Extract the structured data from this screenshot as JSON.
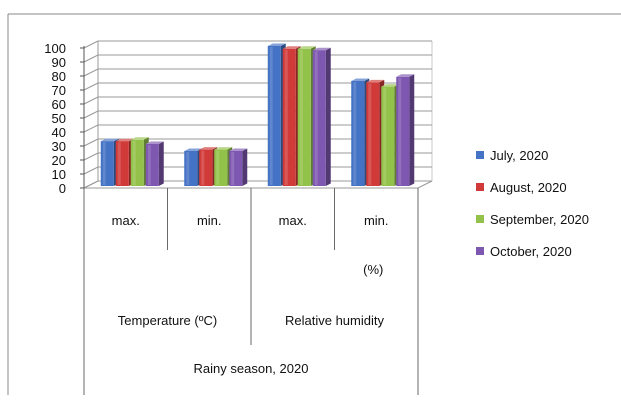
{
  "chart_data": {
    "type": "bar",
    "subtype": "3d-clustered-column",
    "title": "",
    "xlabel": "",
    "ylabel": "",
    "ylim": [
      0,
      100
    ],
    "yticks": [
      0,
      10,
      20,
      30,
      40,
      50,
      60,
      70,
      80,
      90,
      100
    ],
    "grid": true,
    "legend_position": "right",
    "categories": [
      "max.",
      "min.",
      "max.",
      "min."
    ],
    "category_groups": {
      "level2": [
        {
          "label": "Temperature (ºC)",
          "span": [
            0,
            1
          ]
        },
        {
          "label": "Relative humidity",
          "span": [
            2,
            3
          ]
        }
      ],
      "annotation": {
        "label": "(%)",
        "under_category": 3
      },
      "level3": {
        "label": "Rainy season, 2020",
        "span": [
          0,
          3
        ]
      }
    },
    "series": [
      {
        "name": "July, 2020",
        "color": "#4472C4",
        "values": [
          32,
          25,
          100,
          75
        ]
      },
      {
        "name": "August, 2020",
        "color": "#D03B39",
        "values": [
          32,
          26,
          98,
          74
        ]
      },
      {
        "name": "September, 2020",
        "color": "#92C24A",
        "values": [
          33,
          26,
          98,
          71
        ]
      },
      {
        "name": "October, 2020",
        "color": "#7E57B0",
        "values": [
          30,
          25,
          97,
          78
        ]
      }
    ]
  }
}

--------

# GOAL:
From the entries above, copy every line that holds the word "color".

# FINISHED TASK:
        "color": "#4472C4",
        "color": "#D03B39",
        "color": "#92C24A",
        "color": "#7E57B0",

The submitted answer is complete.